Restate the entries word for word and skip every image.
-------- Records for the exercise --------
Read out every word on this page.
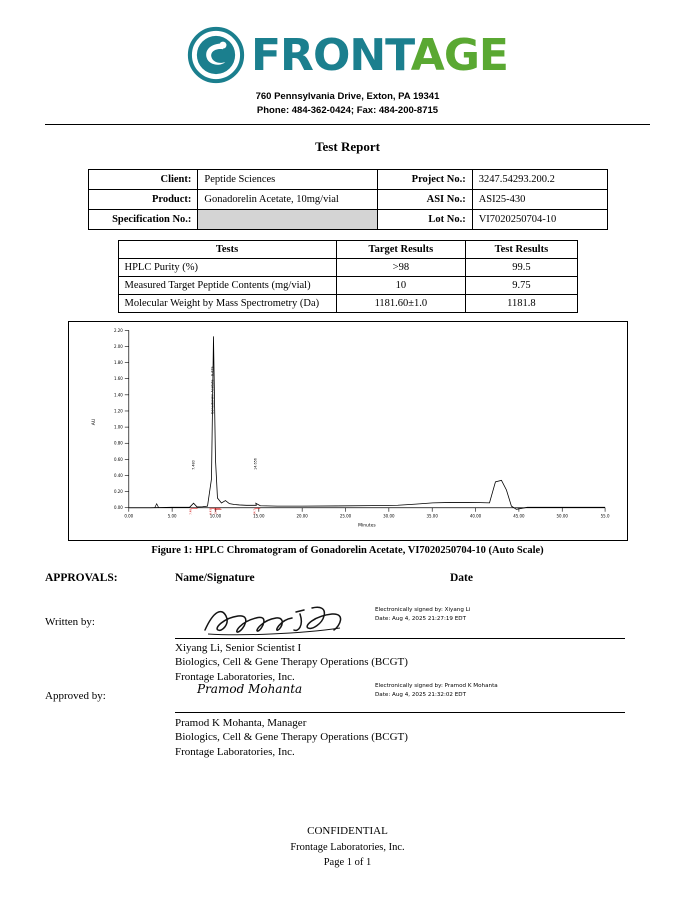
FRONTAGE
760 Pennsylvania Drive, Exton, PA 19341
Phone: 484-362-0424; Fax: 484-200-8715
Test Report
Client:	Peptide Sciences	Project No.:	3247.54293.200.2
Product:	Gonadorelin Acetate, 10mg/vial	ASI No.:	ASI25-430
Specification No.:		Lot No.:	VI7020250704-10
Tests	Target Results	Test Results
HPLC Purity (%)	>98	99.5
Measured Target Peptide Contents (mg/vial)	10	9.75
Molecular Weight by Mass Spectrometry (Da)	1181.60±1.0	1181.8
0.00
0.20
0.40
0.60
0.80
1.00
1.20
1.40
1.60
1.80
2.00
2.20
AU
0.00	5.00	10.00	15.00	20.00	25.00	30.00	35.00	40.00	45.00	50.00	55.0
Minutes
7.480
Gonadorelin Acetate - 9.429
14.656
7.48	9.43 10.0	14.7
Figure 1: HPLC Chromatogram of Gonadorelin Acetate, VI7020250704-10 (Auto Scale)
APPROVALS:	Name/Signature	Date
Written by:
Electronically signed by: Xiyang Li
Date: Aug 4, 2025 21:27:19 EDT
Xiyang Li, Senior Scientist I
Biologics, Cell & Gene Therapy Operations (BCGT)
Frontage Laboratories, Inc.
Approved by:	Pramod Mohanta	Electronically signed by: Pramod K Mohanta
Date: Aug 4, 2025 21:32:02 EDT
Pramod K Mohanta, Manager
Biologics, Cell & Gene Therapy Operations (BCGT)
Frontage Laboratories, Inc.
CONFIDENTIAL
Frontage Laboratories, Inc.
Page 1 of 1
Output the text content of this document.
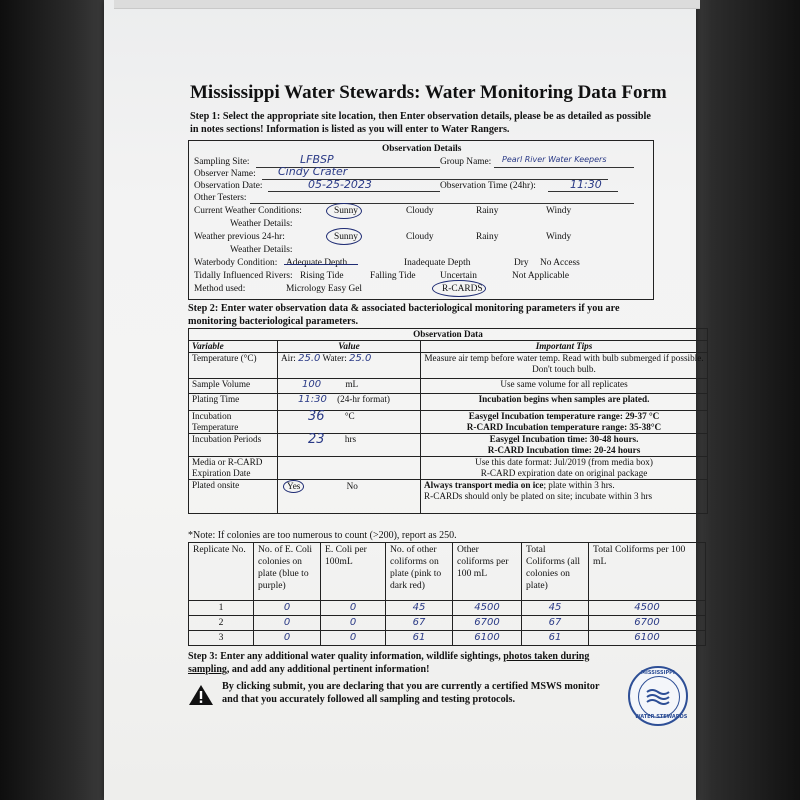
Mississippi Water Stewards: Water Monitoring Data Form
Step 1: Select the appropriate site location, then Enter observation details, please be as detailed as possible in notes sections! Information is listed as you will enter to Water Rangers.
Observation Details
Sampling Site:	LFBSP	Group Name: Pearl River Water Keepers
Observer Name: Cindy Crater
Observation Date:	05-25-2023	Observation Time (24hr):	11:30
Other Testers:
Current Weather Conditions:	Sunny	Cloudy	Rainy	Windy
Weather Details:
Weather previous 24-hr:	Sunny	Cloudy	Rainy	Windy
Weather Details:
Waterbody Condition: Adequate Depth	Inadequate Depth	Dry No Access
Tidally Influenced Rivers: Rising Tide	Falling Tide	Uncertain	Not Applicable
Method used:	Micrology Easy Gel	R-CARDS
Step 2: Enter water observation data & associated bacteriological monitoring parameters if you are monitoring bacteriological parameters.
Observation Data		
Variable	Value	Important Tips
Temperature (°C)	Air: 25.0 Water: 25.0	Measure air temp before water temp. Read with bulb submerged if possible. Don't touch bulb.
Sample Volume	100 mL	Use same volume for all replicates
Plating Time	11:30 (24-hr format)	Incubation begins when samples are plated.
Incubation Temperature	36 °C	Easygel Incubation temperature range: 29-37 °C
R-CARD Incubation temperature range: 35-38°C

Incubation Periods	23 hrs	Easygel Incubation time: 30-48 hours.
R-CARD Incubation time: 20-24 hours

Media or R-CARD Expiration Date		Use this date format: Jul/2019 (from media box)
R-CARD expiration date on original package

Plated onsite	Yes No	Always transport media on ice; plate within 3 hrs.
R-CARDs should only be plated on site; incubate within 3 hrs
*Note: If colonies are too numerous to count (>200), report as 250.
Replicate No.	No. of E. Coli colonies on plate (blue to purple)	E. Coli per 100mL	No. of other coliforms on plate (pink to dark red)	Other coliforms per 100 mL	Total Coliforms (all colonies on plate)	Total Coliforms per 100 mL
1	0	0	45	4500	45	4500
2	0	0	67	6700	67	6700
3	0	0	61	6100	61	6100
Step 3: Enter any additional water quality information, wildlife sightings, photos taken during sampling, and add any additional pertinent information!
By clicking submit, you are declaring that you are currently a certified MSWS monitor and that you accurately followed all sampling and testing protocols.
MISSISSIPPI
WATER STEWARDS
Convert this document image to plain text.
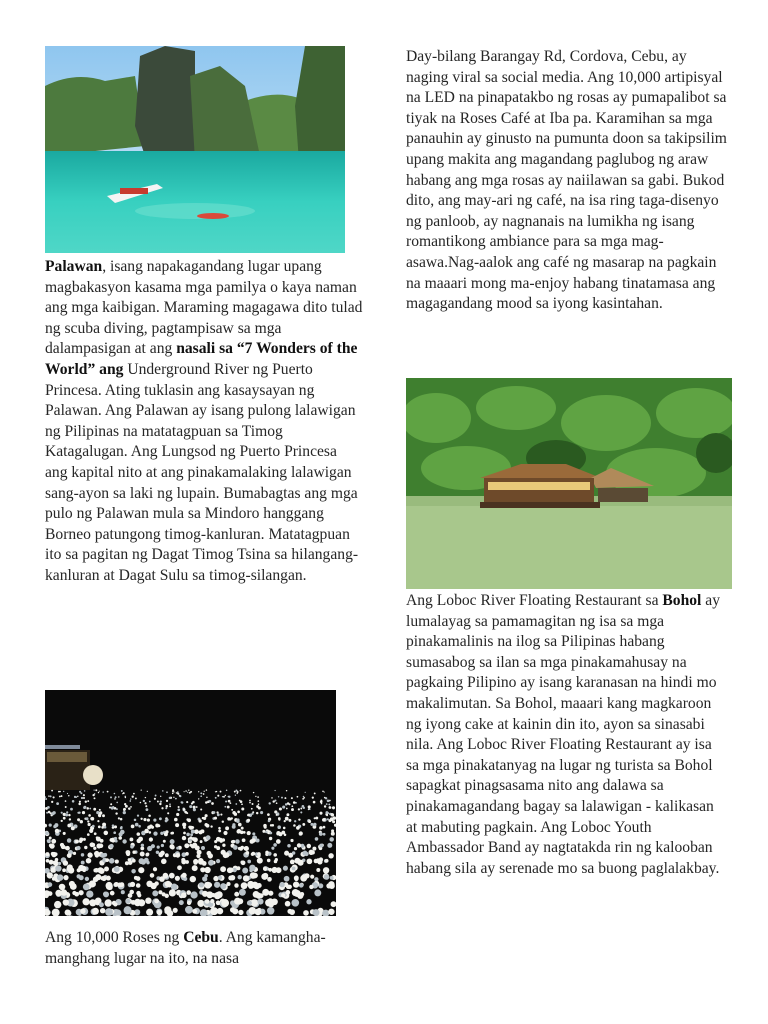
Palawan, isang napakagandang lugar upang magbakasyon kasama mga pamilya o kaya naman ang mga kaibigan. Maraming magagawa dito tulad ng scuba diving, pagtampisaw sa mga dalampasigan at ang nasali sa “7 Wonders of the World” ang Underground River ng Puerto Princesa. Ating tuklasin ang kasaysayan ng Palawan. Ang Palawan ay isang pulong lalawigan ng Pilipinas na matatagpuan sa Timog Katagalugan. Ang Lungsod ng Puerto Princesa ang kapital nito at ang pinakamalaking lalawigan sang-ayon sa laki ng lupain. Bumabagtas ang mga pulo ng Palawan mula sa Mindoro hanggang Borneo patungong timog-kanluran. Matatagpuan ito sa pagitan ng Dagat Timog Tsina sa hilangang-kanluran at Dagat Sulu sa timog-silangan.

Ang 10,000 Roses ng Cebu. Ang kamangha-manghang lugar na ito, na nasa

Day-bilang Barangay Rd, Cordova, Cebu, ay naging viral sa social media. Ang 10,000 artipisyal na LED na pinapatakbo ng rosas ay pumapalibot sa tiyak na Roses Café at Iba pa. Karamihan sa mga panauhin ay ginusto na pumunta doon sa takipsilim upang makita ang magandang paglubog ng araw habang ang mga rosas ay naiilawan sa gabi. Bukod dito, ang may-ari ng café, na isa ring taga-disenyo ng panloob, ay nagnanais na lumikha ng isang romantikong ambiance para sa mga mag-asawa.Nag-aalok ang café ng masarap na pagkain na maaari mong ma-enjoy habang tinatamasa ang magagandang mood sa iyong kasintahan.

Ang Loboc River Floating Restaurant sa Bohol ay lumalayag sa pamamagitan ng isa sa mga pinakamalinis na ilog sa Pilipinas habang sumasabog sa ilan sa mga pinakamahusay na pagkaing Pilipino ay isang karanasan na hindi mo makalimutan. Sa Bohol, maaari kang magkaroon ng iyong cake at kainin din ito, ayon sa sinasabi nila. Ang Loboc River Floating Restaurant ay isa sa mga pinakatanyag na lugar ng turista sa Bohol sapagkat pinagsasama nito ang dalawa sa pinakamagandang bagay sa lalawigan - kalikasan at mabuting pagkain. Ang Loboc Youth Ambassador Band ay nagtatakda rin ng kalooban habang sila ay serenade mo sa buong paglalakbay.
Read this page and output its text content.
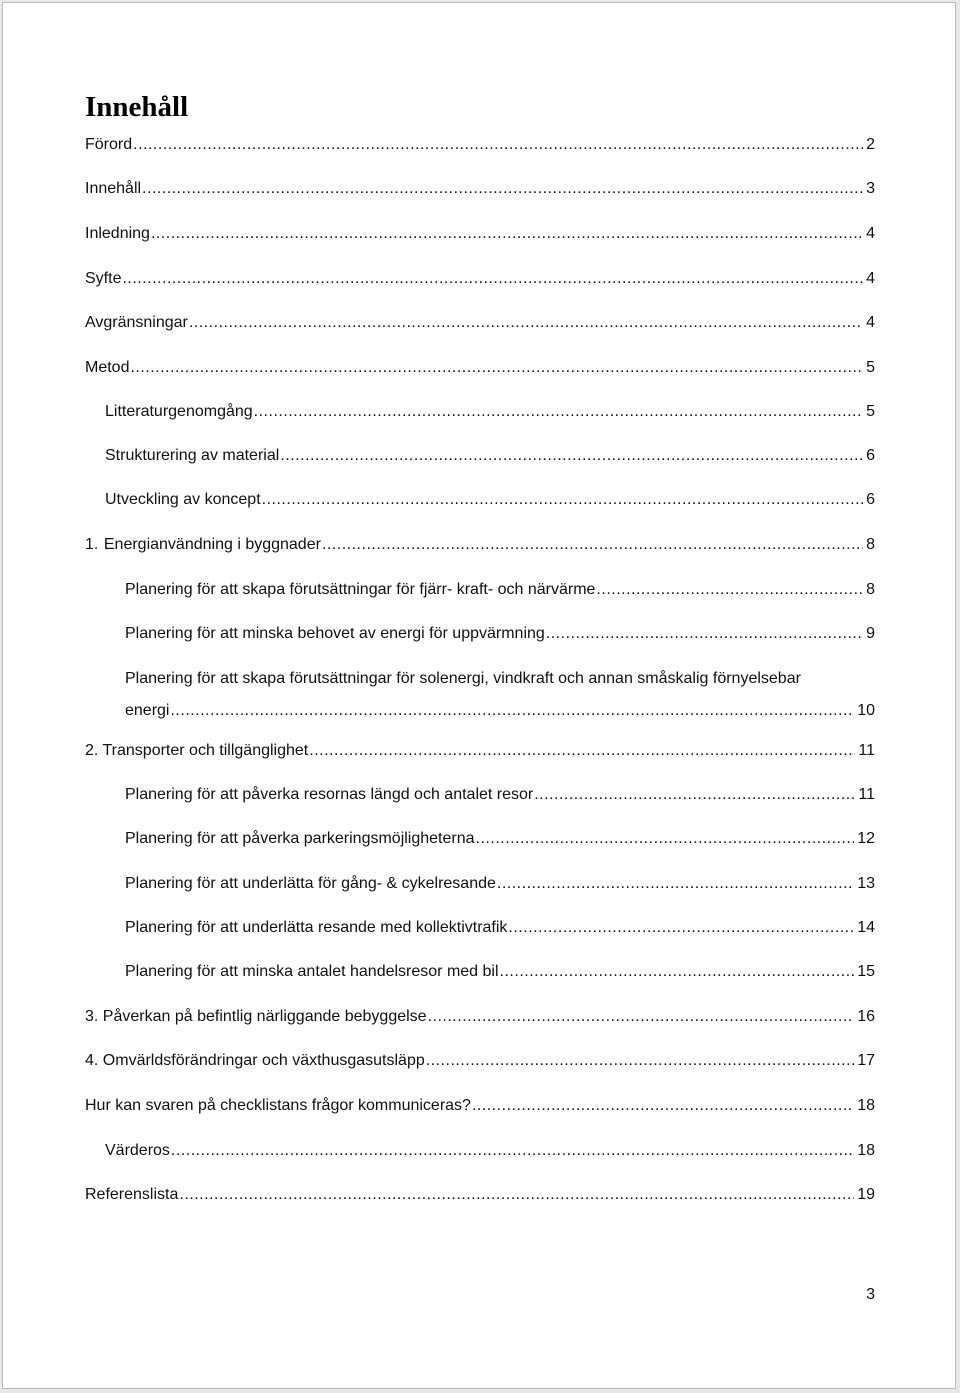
Innehåll
Förord .....	2
Innehåll .....	3
Inledning .....	4
Syfte .....	4
Avgränsningar .....	4
Metod .....	5
Litteraturgenomgång .....	5
Strukturering av material .....	6
Utveckling av koncept .....	6
1. Energianvändning i byggnader .....	8
Planering för att skapa förutsättningar för fjärr- kraft- och närvärme .....	8
Planering för att minska behovet av energi för uppvärmning .....	9
Planering för att skapa förutsättningar för solenergi, vindkraft och annan småskalig förnyelsebar
energi .....	10
2. Transporter och tillgänglighet .....	11
Planering för att påverka resornas längd och antalet resor .....	11
Planering för att påverka parkeringsmöjligheterna .....	12
Planering för att underlätta för gång- & cykelresande .....	13
Planering för att underlätta resande med kollektivtrafik .....	14
Planering för att minska antalet handelsresor med bil .....	15
3. Påverkan på befintlig närliggande bebyggelse .....	16
4. Omvärldsförändringar och växthusgasutsläpp .....	17
Hur kan svaren på checklistans frågor kommuniceras? .....	18
Värderos .....	18
Referenslista .....	19
3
--------
**Task output**
Read out every word on this page.
FRONTAGE
760 Pennsylvania Drive, Exton, PA 19341
Phone: 484-362-0424; Fax: 484-200-8715
Test Report
Client:	Peptide Sciences	Project No.:	3247.54293.200.2
Product:	Gonadorelin Acetate, 10mg/vial	ASI No.:	ASI25-430
Specification No.:		Lot No.:	VI7020250704-10
Tests	Target Results	Test Results
HPLC Purity (%)	>98	99.5
Measured Target Peptide Contents (mg/vial)	10	9.75
Molecular Weight by Mass Spectrometry (Da)	1181.60±1.0	1181.8
0.00
0.20
0.40
0.60
0.80
1.00
1.20
1.40
1.60
1.80
2.00
2.20
AU
0.00	5.00	10.00	15.00	20.00	25.00	30.00	35.00	40.00	45.00	50.00	55.0
Minutes
7.480
Gonadorelin Acetate - 9.429
14.656
7.48	9.43 10.0	14.7
Figure 1: HPLC Chromatogram of Gonadorelin Acetate, VI7020250704-10 (Auto Scale)
APPROVALS:	Name/Signature	Date
Written by:
Electronically signed by: Xiyang Li
Date: Aug 4, 2025 21:27:19 EDT
Xiyang Li, Senior Scientist I
Biologics, Cell & Gene Therapy Operations (BCGT)
Frontage Laboratories, Inc.
Approved by:	Pramod Mohanta	Electronically signed by: Pramod K Mohanta
Date: Aug 4, 2025 21:32:02 EDT
Pramod K Mohanta, Manager
Biologics, Cell & Gene Therapy Operations (BCGT)
Frontage Laboratories, Inc.
CONFIDENTIAL
Frontage Laboratories, Inc.
Page 1 of 1
Output the text content of this document.
Mississippi Water Stewards: Water Monitoring Data Form
Step 1: Select the appropriate site location, then Enter observation details, please be as detailed as possible in notes sections! Information is listed as you will enter to Water Rangers.
Observation Details
Sampling Site:	LFBSP	Group Name: Pearl River Water Keepers
Observer Name: Cindy Crater
Observation Date:	05-25-2023	Observation Time (24hr):	11:30
Other Testers:
Current Weather Conditions:	Sunny	Cloudy	Rainy	Windy
Weather Details:
Weather previous 24-hr:	Sunny	Cloudy	Rainy	Windy
Weather Details:
Waterbody Condition: Adequate Depth	Inadequate Depth	Dry No Access
Tidally Influenced Rivers: Rising Tide	Falling Tide	Uncertain	Not Applicable
Method used:	Micrology Easy Gel	R-CARDS
Step 2: Enter water observation data & associated bacteriological monitoring parameters if you are monitoring bacteriological parameters.
Observation Data		
Variable	Value	Important Tips
Temperature (°C)	Air: 25.0 Water: 25.0	Measure air temp before water temp. Read with bulb submerged if possible. Don't touch bulb.
Sample Volume	100 mL	Use same volume for all replicates
Plating Time	11:30 (24-hr format)	Incubation begins when samples are plated.
Incubation Temperature	36 °C	Easygel Incubation temperature range: 29-37 °C
R-CARD Incubation temperature range: 35-38°C

Incubation Periods	23 hrs	Easygel Incubation time: 30-48 hours.
R-CARD Incubation time: 20-24 hours

Media or R-CARD Expiration Date		Use this date format: Jul/2019 (from media box)
R-CARD expiration date on original package

Plated onsite	Yes No	Always transport media on ice; plate within 3 hrs.
R-CARDs should only be plated on site; incubate within 3 hrs
*Note: If colonies are too numerous to count (>200), report as 250.
Replicate No.	No. of E. Coli colonies on plate (blue to purple)	E. Coli per 100mL	No. of other coliforms on plate (pink to dark red)	Other coliforms per 100 mL	Total Coliforms (all colonies on plate)	Total Coliforms per 100 mL
1	0	0	45	4500	45	4500
2	0	0	67	6700	67	6700
3	0	0	61	6100	61	6100
Step 3: Enter any additional water quality information, wildlife sightings, photos taken during sampling, and add any additional pertinent information!
By clicking submit, you are declaring that you are currently a certified MSWS monitor and that you accurately followed all sampling and testing protocols.
MISSISSIPPI
WATER STEWARDS
Convert this document image to plain text.
Palawan, isang napakagandang lugar upang magbakasyon kasama mga pamilya o kaya naman ang mga kaibigan. Maraming magagawa dito tulad ng scuba diving, pagtampisaw sa mga dalampasigan at ang nasali sa “7 Wonders of the World” ang Underground River ng Puerto Princesa. Ating tuklasin ang kasaysayan ng Palawan. Ang Palawan ay isang pulong lalawigan ng Pilipinas na matatagpuan sa Timog Katagalugan. Ang Lungsod ng Puerto Princesa ang kapital nito at ang pinakamalaking lalawigan sang-ayon sa laki ng lupain. Bumabagtas ang mga pulo ng Palawan mula sa Mindoro hanggang Borneo patungong timog-kanluran. Matatagpuan ito sa pagitan ng Dagat Timog Tsina sa hilangang-kanluran at Dagat Sulu sa timog-silangan.

Ang 10,000 Roses ng Cebu. Ang kamangha-manghang lugar na ito, na nasa

Day-bilang Barangay Rd, Cordova, Cebu, ay naging viral sa social media. Ang 10,000 artipisyal na LED na pinapatakbo ng rosas ay pumapalibot sa tiyak na Roses Café at Iba pa. Karamihan sa mga panauhin ay ginusto na pumunta doon sa takipsilim upang makita ang magandang paglubog ng araw habang ang mga rosas ay naiilawan sa gabi. Bukod dito, ang may-ari ng café, na isa ring taga-disenyo ng panloob, ay nagnanais na lumikha ng isang romantikong ambiance para sa mga mag-asawa.Nag-aalok ang café ng masarap na pagkain na maaari mong ma-enjoy habang tinatamasa ang magagandang mood sa iyong kasintahan.

Ang Loboc River Floating Restaurant sa Bohol ay lumalayag sa pamamagitan ng isa sa mga pinakamalinis na ilog sa Pilipinas habang sumasabog sa ilan sa mga pinakamahusay na pagkaing Pilipino ay isang karanasan na hindi mo makalimutan. Sa Bohol, maaari kang magkaroon ng iyong cake at kainin din ito, ayon sa sinasabi nila. Ang Loboc River Floating Restaurant ay isa sa mga pinakatanyag na lugar ng turista sa Bohol sapagkat pinagsasama nito ang dalawa sa pinakamagandang bagay sa lalawigan - kalikasan at mabuting pagkain. Ang Loboc Youth Ambassador Band ay nagtatakda rin ng kalooban habang sila ay serenade mo sa buong paglalakbay.
Read this page and output its text content.
Innehåll
Förord .....	2
Innehåll .....	3
Inledning .....	4
Syfte .....	4
Avgränsningar .....	4
Metod .....	5
Litteraturgenomgång .....	5
Strukturering av material .....	6
Utveckling av koncept .....	6
1. Energianvändning i byggnader .....	8
Planering för att skapa förutsättningar för fjärr- kraft- och närvärme .....	8
Planering för att minska behovet av energi för uppvärmning .....	9
Planering för att skapa förutsättningar för solenergi, vindkraft och annan småskalig förnyelsebar
energi .....	10
2. Transporter och tillgänglighet .....	11
Planering för att påverka resornas längd och antalet resor .....	11
Planering för att påverka parkeringsmöjligheterna .....	12
Planering för att underlätta för gång- & cykelresande .....	13
Planering för att underlätta resande med kollektivtrafik .....	14
Planering för att minska antalet handelsresor med bil .....	15
3. Påverkan på befintlig närliggande bebyggelse .....	16
4. Omvärldsförändringar och växthusgasutsläpp .....	17
Hur kan svaren på checklistans frågor kommuniceras? .....	18
Värderos .....	18
Referenslista .....	19
3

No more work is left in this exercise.